>> Start RECORDED INFORMATION

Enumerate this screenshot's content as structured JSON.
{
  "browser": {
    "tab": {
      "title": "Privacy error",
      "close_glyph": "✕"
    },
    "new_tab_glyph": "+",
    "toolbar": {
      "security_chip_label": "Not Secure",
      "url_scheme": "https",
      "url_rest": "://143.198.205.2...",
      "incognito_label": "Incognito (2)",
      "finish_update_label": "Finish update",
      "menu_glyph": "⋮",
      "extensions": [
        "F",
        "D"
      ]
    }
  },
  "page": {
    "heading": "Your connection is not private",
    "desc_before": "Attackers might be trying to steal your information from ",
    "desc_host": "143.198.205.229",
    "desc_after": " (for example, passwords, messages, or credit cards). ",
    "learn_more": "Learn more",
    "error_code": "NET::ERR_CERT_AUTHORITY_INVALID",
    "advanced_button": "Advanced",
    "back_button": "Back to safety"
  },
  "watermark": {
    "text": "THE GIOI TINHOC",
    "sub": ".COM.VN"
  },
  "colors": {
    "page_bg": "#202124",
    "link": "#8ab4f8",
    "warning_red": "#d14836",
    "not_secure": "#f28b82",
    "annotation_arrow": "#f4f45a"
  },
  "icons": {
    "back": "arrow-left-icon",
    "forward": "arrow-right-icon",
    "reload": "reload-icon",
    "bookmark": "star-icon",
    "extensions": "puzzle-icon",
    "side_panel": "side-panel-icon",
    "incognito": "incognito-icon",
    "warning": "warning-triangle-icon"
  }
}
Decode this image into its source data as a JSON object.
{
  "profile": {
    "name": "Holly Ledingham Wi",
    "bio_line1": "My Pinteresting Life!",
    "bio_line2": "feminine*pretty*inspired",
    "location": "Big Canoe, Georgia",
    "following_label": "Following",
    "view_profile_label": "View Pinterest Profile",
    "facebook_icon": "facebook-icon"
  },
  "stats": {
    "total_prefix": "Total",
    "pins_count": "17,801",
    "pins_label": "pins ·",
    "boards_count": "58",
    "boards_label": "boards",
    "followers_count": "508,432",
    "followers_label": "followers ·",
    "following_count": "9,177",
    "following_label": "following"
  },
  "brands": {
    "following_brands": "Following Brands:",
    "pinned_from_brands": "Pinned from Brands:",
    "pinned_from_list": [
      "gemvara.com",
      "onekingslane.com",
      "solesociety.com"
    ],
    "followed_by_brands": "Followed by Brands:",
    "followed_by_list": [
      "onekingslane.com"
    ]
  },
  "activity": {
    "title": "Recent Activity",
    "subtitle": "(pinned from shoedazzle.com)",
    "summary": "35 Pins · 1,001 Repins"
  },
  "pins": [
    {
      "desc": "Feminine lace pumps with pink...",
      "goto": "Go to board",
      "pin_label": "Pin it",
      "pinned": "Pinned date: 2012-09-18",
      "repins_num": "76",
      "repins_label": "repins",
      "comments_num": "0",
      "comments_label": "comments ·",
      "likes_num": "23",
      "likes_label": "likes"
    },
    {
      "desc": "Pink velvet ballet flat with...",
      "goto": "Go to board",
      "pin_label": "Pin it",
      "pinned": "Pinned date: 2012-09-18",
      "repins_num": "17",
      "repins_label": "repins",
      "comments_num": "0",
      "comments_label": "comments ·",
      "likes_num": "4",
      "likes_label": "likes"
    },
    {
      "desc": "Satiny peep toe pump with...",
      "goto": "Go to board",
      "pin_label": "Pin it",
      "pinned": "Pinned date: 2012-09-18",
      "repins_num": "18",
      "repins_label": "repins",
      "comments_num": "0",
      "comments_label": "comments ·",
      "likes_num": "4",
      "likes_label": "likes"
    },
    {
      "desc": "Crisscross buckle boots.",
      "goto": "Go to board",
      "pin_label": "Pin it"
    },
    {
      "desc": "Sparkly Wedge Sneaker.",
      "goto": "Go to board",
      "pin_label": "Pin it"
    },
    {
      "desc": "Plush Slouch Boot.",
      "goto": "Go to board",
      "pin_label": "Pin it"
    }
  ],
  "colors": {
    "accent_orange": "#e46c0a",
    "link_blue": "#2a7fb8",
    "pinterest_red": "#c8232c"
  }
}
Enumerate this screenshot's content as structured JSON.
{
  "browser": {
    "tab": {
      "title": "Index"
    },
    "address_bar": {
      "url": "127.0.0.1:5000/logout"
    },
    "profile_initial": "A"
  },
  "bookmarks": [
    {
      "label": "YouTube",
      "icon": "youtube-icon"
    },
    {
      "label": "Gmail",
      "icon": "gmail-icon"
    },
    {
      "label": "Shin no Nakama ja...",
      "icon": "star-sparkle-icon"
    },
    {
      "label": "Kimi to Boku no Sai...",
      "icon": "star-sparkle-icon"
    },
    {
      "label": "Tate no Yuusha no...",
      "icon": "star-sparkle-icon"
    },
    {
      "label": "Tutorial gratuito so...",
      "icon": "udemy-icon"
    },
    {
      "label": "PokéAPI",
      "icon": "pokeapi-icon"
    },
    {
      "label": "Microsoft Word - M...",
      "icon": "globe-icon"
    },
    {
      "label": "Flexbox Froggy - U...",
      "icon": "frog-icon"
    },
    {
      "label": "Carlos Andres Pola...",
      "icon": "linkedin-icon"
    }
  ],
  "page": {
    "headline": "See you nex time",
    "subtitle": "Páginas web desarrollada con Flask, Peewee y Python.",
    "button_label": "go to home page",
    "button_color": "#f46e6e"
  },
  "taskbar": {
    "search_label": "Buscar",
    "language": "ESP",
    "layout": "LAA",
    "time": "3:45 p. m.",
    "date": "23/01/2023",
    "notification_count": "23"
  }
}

>> End RECORDED INFORMATION

GIVEN PROBLEM:
Find the word "extensions" in the material, then list each line that holds it.

EXERCISE RESULT:
      "extensions": [
    "extensions": "puzzle-icon",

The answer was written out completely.